> _Stated goal_
From the entries below, copy every line where the string "JSON" appears.

> _Data_

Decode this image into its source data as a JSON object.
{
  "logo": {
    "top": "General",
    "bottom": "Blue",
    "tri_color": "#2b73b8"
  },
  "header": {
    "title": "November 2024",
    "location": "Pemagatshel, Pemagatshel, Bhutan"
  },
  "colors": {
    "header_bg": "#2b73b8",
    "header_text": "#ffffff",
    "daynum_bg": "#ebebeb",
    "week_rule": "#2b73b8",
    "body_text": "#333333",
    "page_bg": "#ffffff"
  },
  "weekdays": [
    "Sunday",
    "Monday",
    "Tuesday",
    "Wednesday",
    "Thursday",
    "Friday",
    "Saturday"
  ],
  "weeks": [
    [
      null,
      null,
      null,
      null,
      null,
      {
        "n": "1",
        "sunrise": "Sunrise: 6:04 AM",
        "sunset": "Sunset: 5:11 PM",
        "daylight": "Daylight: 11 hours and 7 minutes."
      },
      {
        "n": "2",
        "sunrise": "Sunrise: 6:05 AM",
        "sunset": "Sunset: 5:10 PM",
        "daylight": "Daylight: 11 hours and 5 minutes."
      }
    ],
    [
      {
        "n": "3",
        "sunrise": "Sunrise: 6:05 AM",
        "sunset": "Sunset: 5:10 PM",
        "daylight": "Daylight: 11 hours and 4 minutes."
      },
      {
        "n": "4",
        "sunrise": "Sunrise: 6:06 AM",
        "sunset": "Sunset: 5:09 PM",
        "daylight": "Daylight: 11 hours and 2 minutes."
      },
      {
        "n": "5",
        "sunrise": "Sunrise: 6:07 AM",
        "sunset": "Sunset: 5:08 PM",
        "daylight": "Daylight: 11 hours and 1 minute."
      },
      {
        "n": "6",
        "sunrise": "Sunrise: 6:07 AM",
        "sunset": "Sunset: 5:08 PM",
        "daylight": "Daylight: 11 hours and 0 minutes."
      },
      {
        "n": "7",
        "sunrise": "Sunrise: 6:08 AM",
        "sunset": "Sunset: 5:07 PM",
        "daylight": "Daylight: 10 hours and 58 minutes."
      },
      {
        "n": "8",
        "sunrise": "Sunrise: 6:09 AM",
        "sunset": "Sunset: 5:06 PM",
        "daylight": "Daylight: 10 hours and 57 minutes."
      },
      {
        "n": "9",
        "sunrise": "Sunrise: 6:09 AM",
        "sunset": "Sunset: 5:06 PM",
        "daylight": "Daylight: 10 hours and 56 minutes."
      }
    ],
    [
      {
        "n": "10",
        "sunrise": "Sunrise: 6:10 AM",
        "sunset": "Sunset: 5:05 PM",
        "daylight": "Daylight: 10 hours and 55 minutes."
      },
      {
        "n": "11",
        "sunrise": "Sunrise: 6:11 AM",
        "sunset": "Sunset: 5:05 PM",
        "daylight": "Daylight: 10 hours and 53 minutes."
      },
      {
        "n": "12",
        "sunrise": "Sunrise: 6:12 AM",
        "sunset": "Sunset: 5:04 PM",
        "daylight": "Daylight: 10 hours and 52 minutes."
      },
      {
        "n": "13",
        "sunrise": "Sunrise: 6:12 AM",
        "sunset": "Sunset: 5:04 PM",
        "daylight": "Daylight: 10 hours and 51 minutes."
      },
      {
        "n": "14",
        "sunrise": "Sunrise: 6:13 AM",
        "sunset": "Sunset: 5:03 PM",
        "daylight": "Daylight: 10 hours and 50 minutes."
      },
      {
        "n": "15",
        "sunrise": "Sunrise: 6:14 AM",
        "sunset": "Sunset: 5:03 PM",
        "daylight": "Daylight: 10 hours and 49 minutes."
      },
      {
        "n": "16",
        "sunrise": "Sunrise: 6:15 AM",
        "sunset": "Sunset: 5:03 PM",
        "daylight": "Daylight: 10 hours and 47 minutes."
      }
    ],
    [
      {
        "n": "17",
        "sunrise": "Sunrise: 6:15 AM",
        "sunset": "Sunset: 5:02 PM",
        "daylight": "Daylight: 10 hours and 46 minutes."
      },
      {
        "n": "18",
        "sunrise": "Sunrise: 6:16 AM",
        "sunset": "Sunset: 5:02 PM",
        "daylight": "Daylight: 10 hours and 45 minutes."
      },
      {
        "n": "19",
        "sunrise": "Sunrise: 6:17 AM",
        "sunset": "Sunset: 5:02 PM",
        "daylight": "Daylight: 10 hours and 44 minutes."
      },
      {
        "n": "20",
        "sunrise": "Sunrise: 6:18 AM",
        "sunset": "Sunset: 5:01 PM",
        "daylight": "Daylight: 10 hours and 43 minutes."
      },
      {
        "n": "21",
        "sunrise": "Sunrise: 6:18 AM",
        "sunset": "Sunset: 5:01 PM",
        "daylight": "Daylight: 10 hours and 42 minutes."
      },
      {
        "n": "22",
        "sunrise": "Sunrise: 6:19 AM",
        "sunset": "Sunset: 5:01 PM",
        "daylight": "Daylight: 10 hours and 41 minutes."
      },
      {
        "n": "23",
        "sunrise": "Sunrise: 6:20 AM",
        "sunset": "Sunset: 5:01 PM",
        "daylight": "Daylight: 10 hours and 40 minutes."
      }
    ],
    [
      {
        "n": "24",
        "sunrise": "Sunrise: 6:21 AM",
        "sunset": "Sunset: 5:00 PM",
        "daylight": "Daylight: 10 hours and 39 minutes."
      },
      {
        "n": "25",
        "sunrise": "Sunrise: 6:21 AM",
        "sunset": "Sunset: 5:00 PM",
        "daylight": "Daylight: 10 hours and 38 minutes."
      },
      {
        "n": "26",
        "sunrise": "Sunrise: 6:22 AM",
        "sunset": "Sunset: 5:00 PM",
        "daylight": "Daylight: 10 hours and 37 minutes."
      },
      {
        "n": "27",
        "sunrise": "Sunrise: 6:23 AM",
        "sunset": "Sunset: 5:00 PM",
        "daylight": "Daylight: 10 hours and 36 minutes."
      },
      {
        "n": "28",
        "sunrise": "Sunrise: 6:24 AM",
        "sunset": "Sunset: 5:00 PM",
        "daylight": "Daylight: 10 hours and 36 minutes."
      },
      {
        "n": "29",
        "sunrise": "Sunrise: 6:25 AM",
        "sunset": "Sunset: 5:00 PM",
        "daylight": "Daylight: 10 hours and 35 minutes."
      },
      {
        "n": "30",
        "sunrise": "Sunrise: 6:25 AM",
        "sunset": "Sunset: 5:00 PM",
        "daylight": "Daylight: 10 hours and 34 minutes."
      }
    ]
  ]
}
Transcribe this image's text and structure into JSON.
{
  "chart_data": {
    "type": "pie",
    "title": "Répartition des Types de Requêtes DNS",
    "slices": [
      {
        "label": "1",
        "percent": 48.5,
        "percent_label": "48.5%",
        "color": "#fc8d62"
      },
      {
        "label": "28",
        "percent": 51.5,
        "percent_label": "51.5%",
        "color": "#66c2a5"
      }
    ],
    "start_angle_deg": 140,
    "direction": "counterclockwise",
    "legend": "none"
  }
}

> _Solution to this problem_
Decode this image into its source data as a JSON object.
Transcribe this image's text and structure into JSON.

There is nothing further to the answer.